Your task is to copy the listing exactly, with the pictures left out.

━━ RECORDS PROVIDED ━━

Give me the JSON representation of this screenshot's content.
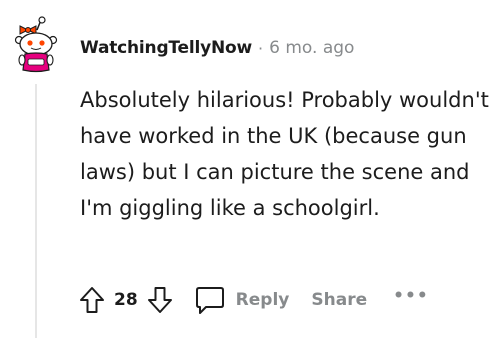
{
  "comment": {
    "username": "WatchingTellyNow",
    "separator": "·",
    "age": "6 mo. ago",
    "text": "Absolutely hilarious! Probably wouldn't have worked in the UK (because gun laws) but I can picture the scene and I'm giggling like a schoolgirl.",
    "score": "28",
    "actions": {
      "reply_label": "Reply",
      "share_label": "Share",
      "more_label": "•••"
    }
  },
  "icons": {
    "avatar": "snoo-avatar-icon",
    "upvote": "upvote-arrow-icon",
    "downvote": "downvote-arrow-icon",
    "reply": "speech-bubble-icon"
  },
  "colors": {
    "text": "#1c1c1c",
    "meta": "#878a8c",
    "thread_line": "#e6e6e6",
    "avatar_accent": "#e6007e",
    "avatar_red": "#ff4500"
  }
}
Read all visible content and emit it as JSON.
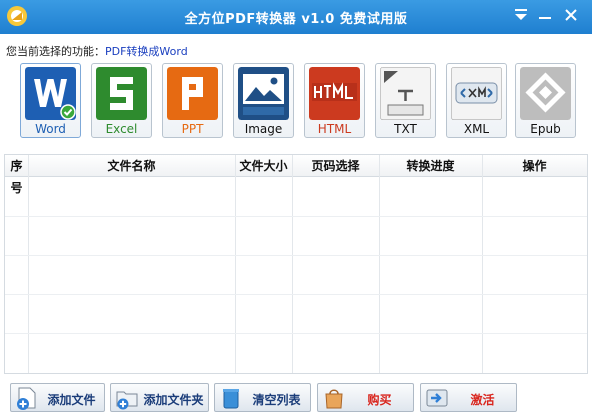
{
  "window": {
    "title": "全方位PDF转换器 v1.0 免费试用版"
  },
  "current_function": {
    "label": "您当前选择的功能：",
    "value": "PDF转换成Word"
  },
  "tools": [
    {
      "label": "Word",
      "color": "#1e5fb3"
    },
    {
      "label": "Excel",
      "color": "#2e8b2e"
    },
    {
      "label": "PPT",
      "color": "#e66a12"
    },
    {
      "label": "Image",
      "color": "#1f4f86"
    },
    {
      "label": "HTML",
      "color": "#cc3a1f"
    },
    {
      "label": "TXT",
      "color": "#f2f2f2"
    },
    {
      "label": "XML",
      "color": "#f2f2f2"
    },
    {
      "label": "Epub",
      "color": "#8a8a8a"
    }
  ],
  "table": {
    "columns": [
      "序号",
      "文件名称",
      "文件大小",
      "页码选择",
      "转换进度",
      "操作"
    ],
    "rows": []
  },
  "buttons": {
    "add_file": "添加文件",
    "add_folder": "添加文件夹",
    "clear_list": "清空列表",
    "buy": "购买",
    "activate": "激活"
  },
  "colors": {
    "titlebar": "#2a8ddb",
    "accent_text": "#1a3fbf",
    "buy_text": "#d9241c"
  }
}
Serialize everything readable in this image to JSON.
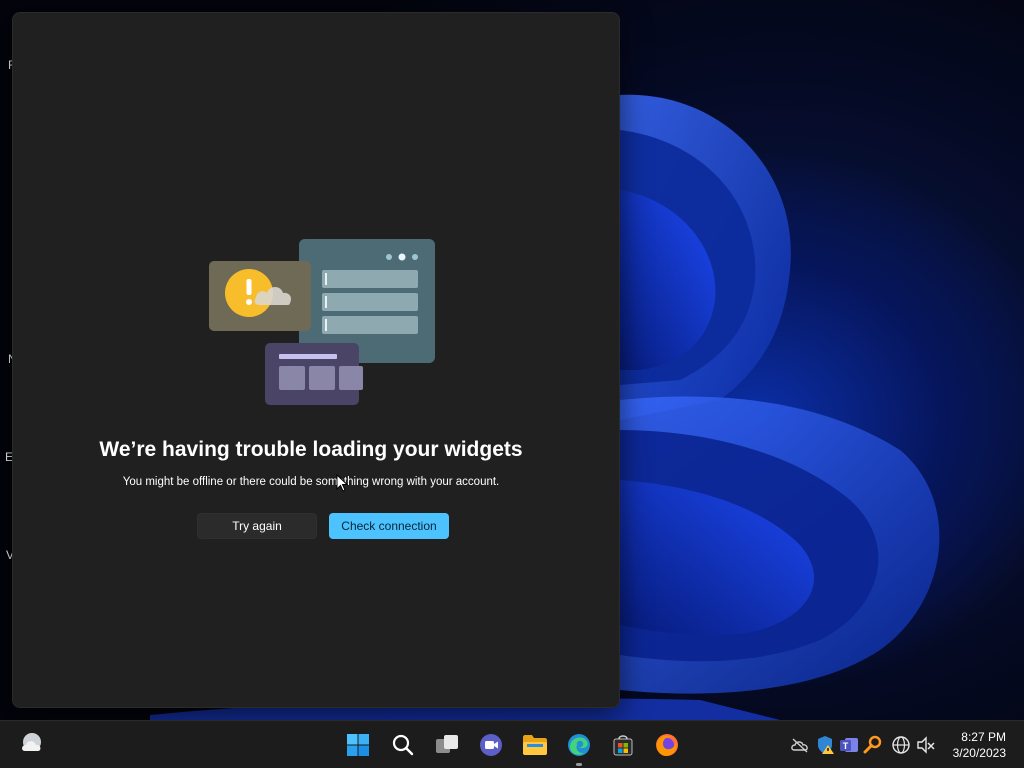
{
  "desktop": {
    "edge_labels": [
      "R",
      "N",
      "E",
      "V"
    ]
  },
  "widgets_panel": {
    "error_title": "We’re having trouble loading your widgets",
    "error_subtitle": "You might be offline or there could be something wrong with your account.",
    "try_again_label": "Try again",
    "check_connection_label": "Check connection"
  },
  "taskbar": {
    "weather_icon": "weather-cloud-icon",
    "pinned": [
      {
        "name": "start-button",
        "icon": "windows-logo-icon"
      },
      {
        "name": "search-button",
        "icon": "search-icon"
      },
      {
        "name": "task-view-button",
        "icon": "task-view-icon"
      },
      {
        "name": "teams-chat-button",
        "icon": "video-chat-icon"
      },
      {
        "name": "file-explorer-button",
        "icon": "folder-icon"
      },
      {
        "name": "edge-button",
        "icon": "edge-browser-icon"
      },
      {
        "name": "store-button",
        "icon": "store-bag-icon"
      },
      {
        "name": "firefox-button",
        "icon": "firefox-icon"
      }
    ],
    "tray": [
      "cloud-offline-icon",
      "security-warning-icon",
      "teams-icon",
      "search-key-icon",
      "network-globe-icon",
      "volume-muted-icon"
    ],
    "clock": {
      "time": "8:27 PM",
      "date": "3/20/2023"
    }
  },
  "colors": {
    "panel_bg": "#202020",
    "accent_button": "#4cc2ff",
    "taskbar_bg": "#1c1c1c"
  }
}
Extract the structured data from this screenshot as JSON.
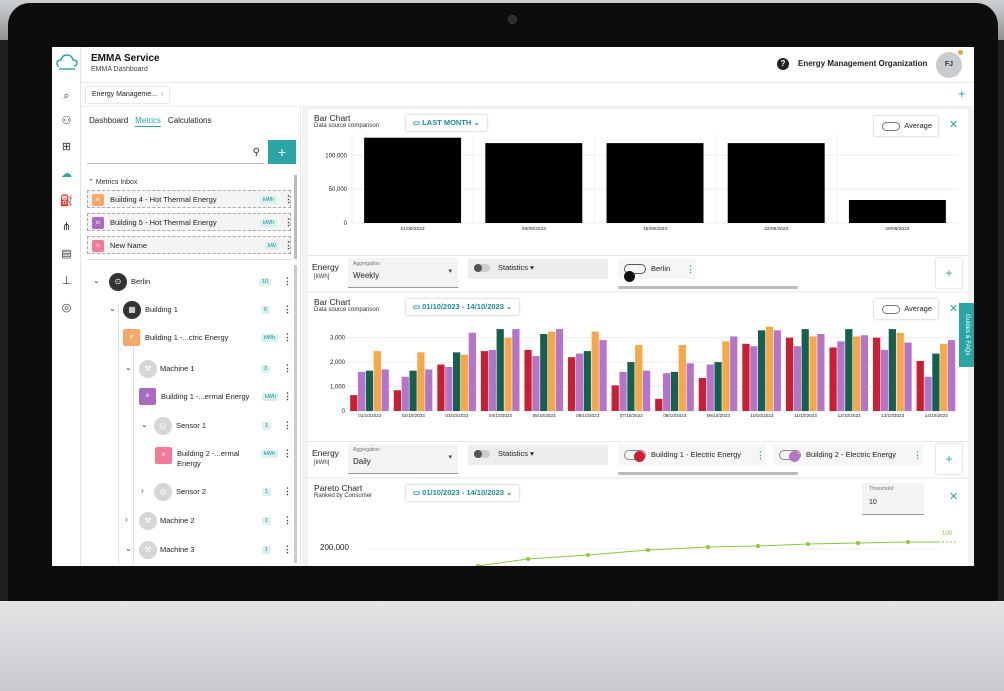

━━━

▶ **RESPONSE TO THE EXERCISE**:
Give me the JSON representation of this screenshot's content.
{
  "comment": {
    "username": "WatchingTellyNow",
    "separator": "·",
    "age": "6 mo. ago",
    "text": "Absolutely hilarious! Probably wouldn't have worked in the UK (because gun laws) but I can picture the scene and I'm giggling like a schoolgirl.",
    "score": "28",
    "actions": {
      "reply_label": "Reply",
      "share_label": "Share",
      "more_label": "•••"
    }
  },
  "icons": {
    "avatar": "snoo-avatar-icon",
    "upvote": "upvote-arrow-icon",
    "downvote": "downvote-arrow-icon",
    "reply": "speech-bubble-icon"
  },
  "colors": {
    "text": "#1c1c1c",
    "meta": "#878a8c",
    "thread_line": "#e6e6e6",
    "avatar_accent": "#e6007e",
    "avatar_red": "#ff4500"
  }
}
Read all visible content and emit it as JSON.
{
  "window": {
    "title": "全方位PDF转换器 v1.0 免费试用版"
  },
  "current_function": {
    "label": "您当前选择的功能：",
    "value": "PDF转换成Word"
  },
  "tools": [
    {
      "label": "Word",
      "color": "#1e5fb3"
    },
    {
      "label": "Excel",
      "color": "#2e8b2e"
    },
    {
      "label": "PPT",
      "color": "#e66a12"
    },
    {
      "label": "Image",
      "color": "#1f4f86"
    },
    {
      "label": "HTML",
      "color": "#cc3a1f"
    },
    {
      "label": "TXT",
      "color": "#f2f2f2"
    },
    {
      "label": "XML",
      "color": "#f2f2f2"
    },
    {
      "label": "Epub",
      "color": "#8a8a8a"
    }
  ],
  "table": {
    "columns": [
      "序号",
      "文件名称",
      "文件大小",
      "页码选择",
      "转换进度",
      "操作"
    ],
    "rows": []
  },
  "buttons": {
    "add_file": "添加文件",
    "add_folder": "添加文件夹",
    "clear_list": "清空列表",
    "buy": "购买",
    "activate": "激活"
  },
  "colors": {
    "titlebar": "#2a8ddb",
    "accent_text": "#1a3fbf",
    "buy_text": "#d9241c"
  }
}
Serialize everything readable in this image to JSON.
{
  "desktop": {
    "edge_labels": [
      "R",
      "N",
      "E",
      "V"
    ]
  },
  "widgets_panel": {
    "error_title": "We’re having trouble loading your widgets",
    "error_subtitle": "You might be offline or there could be something wrong with your account.",
    "try_again_label": "Try again",
    "check_connection_label": "Check connection"
  },
  "taskbar": {
    "weather_icon": "weather-cloud-icon",
    "pinned": [
      {
        "name": "start-button",
        "icon": "windows-logo-icon"
      },
      {
        "name": "search-button",
        "icon": "search-icon"
      },
      {
        "name": "task-view-button",
        "icon": "task-view-icon"
      },
      {
        "name": "teams-chat-button",
        "icon": "video-chat-icon"
      },
      {
        "name": "file-explorer-button",
        "icon": "folder-icon"
      },
      {
        "name": "edge-button",
        "icon": "edge-browser-icon"
      },
      {
        "name": "store-button",
        "icon": "store-bag-icon"
      },
      {
        "name": "firefox-button",
        "icon": "firefox-icon"
      }
    ],
    "tray": [
      "cloud-offline-icon",
      "security-warning-icon",
      "teams-icon",
      "search-key-icon",
      "network-globe-icon",
      "volume-muted-icon"
    ],
    "clock": {
      "time": "8:27 PM",
      "date": "3/20/2023"
    }
  },
  "colors": {
    "panel_bg": "#202020",
    "accent_button": "#4cc2ff",
    "taskbar_bg": "#1c1c1c"
  }
}
Extract the structured data from this screenshot as JSON.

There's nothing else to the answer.